Stated problem: Please give the data below again in full, exactly as it stands.

========================================

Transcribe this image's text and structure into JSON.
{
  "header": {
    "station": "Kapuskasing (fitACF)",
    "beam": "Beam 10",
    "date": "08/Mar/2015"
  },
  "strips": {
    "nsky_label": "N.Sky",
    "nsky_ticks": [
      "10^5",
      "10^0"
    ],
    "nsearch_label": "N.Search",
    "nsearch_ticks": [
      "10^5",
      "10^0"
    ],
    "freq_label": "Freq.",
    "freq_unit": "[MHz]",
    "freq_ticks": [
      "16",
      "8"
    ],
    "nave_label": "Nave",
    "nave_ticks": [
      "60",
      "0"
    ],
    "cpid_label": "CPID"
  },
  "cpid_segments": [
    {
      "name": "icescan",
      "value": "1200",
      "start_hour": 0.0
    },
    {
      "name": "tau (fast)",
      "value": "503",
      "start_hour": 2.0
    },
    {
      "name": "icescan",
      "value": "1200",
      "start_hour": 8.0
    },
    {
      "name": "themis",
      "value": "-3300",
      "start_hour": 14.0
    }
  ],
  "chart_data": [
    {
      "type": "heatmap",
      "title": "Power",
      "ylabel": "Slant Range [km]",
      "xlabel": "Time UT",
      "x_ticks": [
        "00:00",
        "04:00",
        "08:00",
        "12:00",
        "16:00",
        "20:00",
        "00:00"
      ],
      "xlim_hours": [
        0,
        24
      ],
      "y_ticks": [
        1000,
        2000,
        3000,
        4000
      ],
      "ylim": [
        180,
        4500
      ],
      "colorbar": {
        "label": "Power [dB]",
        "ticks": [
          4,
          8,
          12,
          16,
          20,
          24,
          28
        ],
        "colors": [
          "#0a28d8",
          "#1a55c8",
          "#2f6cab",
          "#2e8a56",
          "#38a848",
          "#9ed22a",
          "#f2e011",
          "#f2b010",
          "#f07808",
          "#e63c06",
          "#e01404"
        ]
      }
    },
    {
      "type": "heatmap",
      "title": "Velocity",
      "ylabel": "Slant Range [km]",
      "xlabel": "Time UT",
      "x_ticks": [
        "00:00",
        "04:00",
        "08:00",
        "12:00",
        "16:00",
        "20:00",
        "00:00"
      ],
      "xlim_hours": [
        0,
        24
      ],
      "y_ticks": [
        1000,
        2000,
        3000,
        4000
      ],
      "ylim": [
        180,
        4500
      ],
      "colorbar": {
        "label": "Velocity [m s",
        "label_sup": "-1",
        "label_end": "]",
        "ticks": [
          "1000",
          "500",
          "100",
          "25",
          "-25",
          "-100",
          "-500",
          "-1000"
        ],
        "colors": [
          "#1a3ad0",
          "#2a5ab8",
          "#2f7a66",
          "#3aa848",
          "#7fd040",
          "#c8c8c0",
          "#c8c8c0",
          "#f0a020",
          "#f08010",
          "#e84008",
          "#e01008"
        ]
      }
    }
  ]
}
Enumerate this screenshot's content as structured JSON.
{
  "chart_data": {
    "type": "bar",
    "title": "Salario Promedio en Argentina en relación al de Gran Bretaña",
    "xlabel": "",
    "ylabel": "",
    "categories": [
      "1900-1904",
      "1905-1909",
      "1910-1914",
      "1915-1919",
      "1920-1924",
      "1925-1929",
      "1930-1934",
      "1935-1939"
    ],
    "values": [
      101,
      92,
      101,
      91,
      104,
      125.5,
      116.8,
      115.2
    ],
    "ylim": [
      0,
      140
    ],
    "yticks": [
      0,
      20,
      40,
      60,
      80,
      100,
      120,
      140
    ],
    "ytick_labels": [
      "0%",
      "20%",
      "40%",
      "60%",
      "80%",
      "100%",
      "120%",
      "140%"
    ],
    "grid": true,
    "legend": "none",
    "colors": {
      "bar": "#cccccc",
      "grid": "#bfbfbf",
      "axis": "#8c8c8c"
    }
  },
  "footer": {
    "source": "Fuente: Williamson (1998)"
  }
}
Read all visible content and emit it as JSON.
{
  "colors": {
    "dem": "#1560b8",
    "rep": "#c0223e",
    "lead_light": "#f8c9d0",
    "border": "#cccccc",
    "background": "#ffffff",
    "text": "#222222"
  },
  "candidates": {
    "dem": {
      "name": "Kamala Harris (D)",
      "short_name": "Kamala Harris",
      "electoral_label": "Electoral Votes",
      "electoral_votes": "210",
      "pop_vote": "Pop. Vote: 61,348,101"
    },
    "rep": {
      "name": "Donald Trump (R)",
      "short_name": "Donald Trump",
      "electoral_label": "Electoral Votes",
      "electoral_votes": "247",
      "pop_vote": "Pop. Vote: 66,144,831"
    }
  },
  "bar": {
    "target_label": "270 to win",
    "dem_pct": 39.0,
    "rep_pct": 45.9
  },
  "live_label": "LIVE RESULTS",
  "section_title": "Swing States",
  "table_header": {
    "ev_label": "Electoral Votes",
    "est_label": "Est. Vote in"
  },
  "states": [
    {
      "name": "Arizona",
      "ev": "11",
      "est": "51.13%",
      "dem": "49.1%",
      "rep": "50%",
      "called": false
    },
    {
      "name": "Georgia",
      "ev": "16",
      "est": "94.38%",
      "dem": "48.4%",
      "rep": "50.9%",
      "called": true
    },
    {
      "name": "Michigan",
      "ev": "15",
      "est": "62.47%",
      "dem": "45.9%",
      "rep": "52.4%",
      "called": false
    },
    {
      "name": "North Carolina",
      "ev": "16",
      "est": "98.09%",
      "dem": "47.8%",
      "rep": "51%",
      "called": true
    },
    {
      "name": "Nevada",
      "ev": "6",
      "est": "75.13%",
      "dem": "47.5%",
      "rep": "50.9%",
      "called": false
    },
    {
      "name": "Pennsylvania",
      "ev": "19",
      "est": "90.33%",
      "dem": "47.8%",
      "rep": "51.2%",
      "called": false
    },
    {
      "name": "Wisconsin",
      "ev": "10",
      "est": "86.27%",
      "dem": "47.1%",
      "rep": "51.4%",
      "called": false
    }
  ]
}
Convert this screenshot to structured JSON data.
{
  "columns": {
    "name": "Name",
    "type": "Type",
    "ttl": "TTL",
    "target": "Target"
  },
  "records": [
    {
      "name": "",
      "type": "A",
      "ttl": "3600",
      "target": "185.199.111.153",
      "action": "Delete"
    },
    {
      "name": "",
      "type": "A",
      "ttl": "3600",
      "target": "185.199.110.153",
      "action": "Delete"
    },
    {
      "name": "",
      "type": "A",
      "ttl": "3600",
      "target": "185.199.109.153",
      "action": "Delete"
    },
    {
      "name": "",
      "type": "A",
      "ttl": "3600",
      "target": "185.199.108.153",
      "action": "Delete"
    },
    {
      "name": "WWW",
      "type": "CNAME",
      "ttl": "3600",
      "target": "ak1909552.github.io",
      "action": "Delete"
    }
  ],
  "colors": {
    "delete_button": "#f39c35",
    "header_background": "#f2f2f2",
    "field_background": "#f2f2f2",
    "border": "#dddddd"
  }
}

========================================

The output:
Transcribe this image's text and structure into JSON.
{
  "header": {
    "station": "Kapuskasing (fitACF)",
    "beam": "Beam 10",
    "date": "08/Mar/2015"
  },
  "strips": {
    "nsky_label": "N.Sky",
    "nsky_ticks": [
      "10^5",
      "10^0"
    ],
    "nsearch_label": "N.Search",
    "nsearch_ticks": [
      "10^5",
      "10^0"
    ],
    "freq_label": "Freq.",
    "freq_unit": "[MHz]",
    "freq_ticks": [
      "16",
      "8"
    ],
    "nave_label": "Nave",
    "nave_ticks": [
      "60",
      "0"
    ],
    "cpid_label": "CPID"
  },
  "cpid_segments": [
    {
      "name": "icescan",
      "value": "1200",
      "start_hour": 0.0
    },
    {
      "name": "tau (fast)",
      "value": "503",
      "start_hour": 2.0
    },
    {
      "name": "icescan",
      "value": "1200",
      "start_hour": 8.0
    },
    {
      "name": "themis",
      "value": "-3300",
      "start_hour": 14.0
    }
  ],
  "chart_data": [
    {
      "type": "heatmap",
      "title": "Power",
      "ylabel": "Slant Range [km]",
      "xlabel": "Time UT",
      "x_ticks": [
        "00:00",
        "04:00",
        "08:00",
        "12:00",
        "16:00",
        "20:00",
        "00:00"
      ],
      "xlim_hours": [
        0,
        24
      ],
      "y_ticks": [
        1000,
        2000,
        3000,
        4000
      ],
      "ylim": [
        180,
        4500
      ],
      "colorbar": {
        "label": "Power [dB]",
        "ticks": [
          4,
          8,
          12,
          16,
          20,
          24,
          28
        ],
        "colors": [
          "#0a28d8",
          "#1a55c8",
          "#2f6cab",
          "#2e8a56",
          "#38a848",
          "#9ed22a",
          "#f2e011",
          "#f2b010",
          "#f07808",
          "#e63c06",
          "#e01404"
        ]
      }
    },
    {
      "type": "heatmap",
      "title": "Velocity",
      "ylabel": "Slant Range [km]",
      "xlabel": "Time UT",
      "x_ticks": [
        "00:00",
        "04:00",
        "08:00",
        "12:00",
        "16:00",
        "20:00",
        "00:00"
      ],
      "xlim_hours": [
        0,
        24
      ],
      "y_ticks": [
        1000,
        2000,
        3000,
        4000
      ],
      "ylim": [
        180,
        4500
      ],
      "colorbar": {
        "label": "Velocity [m s",
        "label_sup": "-1",
        "label_end": "]",
        "ticks": [
          "1000",
          "500",
          "100",
          "25",
          "-25",
          "-100",
          "-500",
          "-1000"
        ],
        "colors": [
          "#1a3ad0",
          "#2a5ab8",
          "#2f7a66",
          "#3aa848",
          "#7fd040",
          "#c8c8c0",
          "#c8c8c0",
          "#f0a020",
          "#f08010",
          "#e84008",
          "#e01008"
        ]
      }
    }
  ]
}
Enumerate this screenshot's content as structured JSON.
{
  "chart_data": {
    "type": "bar",
    "title": "Salario Promedio en Argentina en relación al de Gran Bretaña",
    "xlabel": "",
    "ylabel": "",
    "categories": [
      "1900-1904",
      "1905-1909",
      "1910-1914",
      "1915-1919",
      "1920-1924",
      "1925-1929",
      "1930-1934",
      "1935-1939"
    ],
    "values": [
      101,
      92,
      101,
      91,
      104,
      125.5,
      116.8,
      115.2
    ],
    "ylim": [
      0,
      140
    ],
    "yticks": [
      0,
      20,
      40,
      60,
      80,
      100,
      120,
      140
    ],
    "ytick_labels": [
      "0%",
      "20%",
      "40%",
      "60%",
      "80%",
      "100%",
      "120%",
      "140%"
    ],
    "grid": true,
    "legend": "none",
    "colors": {
      "bar": "#cccccc",
      "grid": "#bfbfbf",
      "axis": "#8c8c8c"
    }
  },
  "footer": {
    "source": "Fuente: Williamson (1998)"
  }
}
Read all visible content and emit it as JSON.
{
  "colors": {
    "dem": "#1560b8",
    "rep": "#c0223e",
    "lead_light": "#f8c9d0",
    "border": "#cccccc",
    "background": "#ffffff",
    "text": "#222222"
  },
  "candidates": {
    "dem": {
      "name": "Kamala Harris (D)",
      "short_name": "Kamala Harris",
      "electoral_label": "Electoral Votes",
      "electoral_votes": "210",
      "pop_vote": "Pop. Vote: 61,348,101"
    },
    "rep": {
      "name": "Donald Trump (R)",
      "short_name": "Donald Trump",
      "electoral_label": "Electoral Votes",
      "electoral_votes": "247",
      "pop_vote": "Pop. Vote: 66,144,831"
    }
  },
  "bar": {
    "target_label": "270 to win",
    "dem_pct": 39.0,
    "rep_pct": 45.9
  },
  "live_label": "LIVE RESULTS",
  "section_title": "Swing States",
  "table_header": {
    "ev_label": "Electoral Votes",
    "est_label": "Est. Vote in"
  },
  "states": [
    {
      "name": "Arizona",
      "ev": "11",
      "est": "51.13%",
      "dem": "49.1%",
      "rep": "50%",
      "called": false
    },
    {
      "name": "Georgia",
      "ev": "16",
      "est": "94.38%",
      "dem": "48.4%",
      "rep": "50.9%",
      "called": true
    },
    {
      "name": "Michigan",
      "ev": "15",
      "est": "62.47%",
      "dem": "45.9%",
      "rep": "52.4%",
      "called": false
    },
    {
      "name": "North Carolina",
      "ev": "16",
      "est": "98.09%",
      "dem": "47.8%",
      "rep": "51%",
      "called": true
    },
    {
      "name": "Nevada",
      "ev": "6",
      "est": "75.13%",
      "dem": "47.5%",
      "rep": "50.9%",
      "called": false
    },
    {
      "name": "Pennsylvania",
      "ev": "19",
      "est": "90.33%",
      "dem": "47.8%",
      "rep": "51.2%",
      "called": false
    },
    {
      "name": "Wisconsin",
      "ev": "10",
      "est": "86.27%",
      "dem": "47.1%",
      "rep": "51.4%",
      "called": false
    }
  ]
}
Convert this screenshot to structured JSON data.
{
  "columns": {
    "name": "Name",
    "type": "Type",
    "ttl": "TTL",
    "target": "Target"
  },
  "records": [
    {
      "name": "",
      "type": "A",
      "ttl": "3600",
      "target": "185.199.111.153",
      "action": "Delete"
    },
    {
      "name": "",
      "type": "A",
      "ttl": "3600",
      "target": "185.199.110.153",
      "action": "Delete"
    },
    {
      "name": "",
      "type": "A",
      "ttl": "3600",
      "target": "185.199.109.153",
      "action": "Delete"
    },
    {
      "name": "",
      "type": "A",
      "ttl": "3600",
      "target": "185.199.108.153",
      "action": "Delete"
    },
    {
      "name": "WWW",
      "type": "CNAME",
      "ttl": "3600",
      "target": "ak1909552.github.io",
      "action": "Delete"
    }
  ],
  "colors": {
    "delete_button": "#f39c35",
    "header_background": "#f2f2f2",
    "field_background": "#f2f2f2",
    "border": "#dddddd"
  }
}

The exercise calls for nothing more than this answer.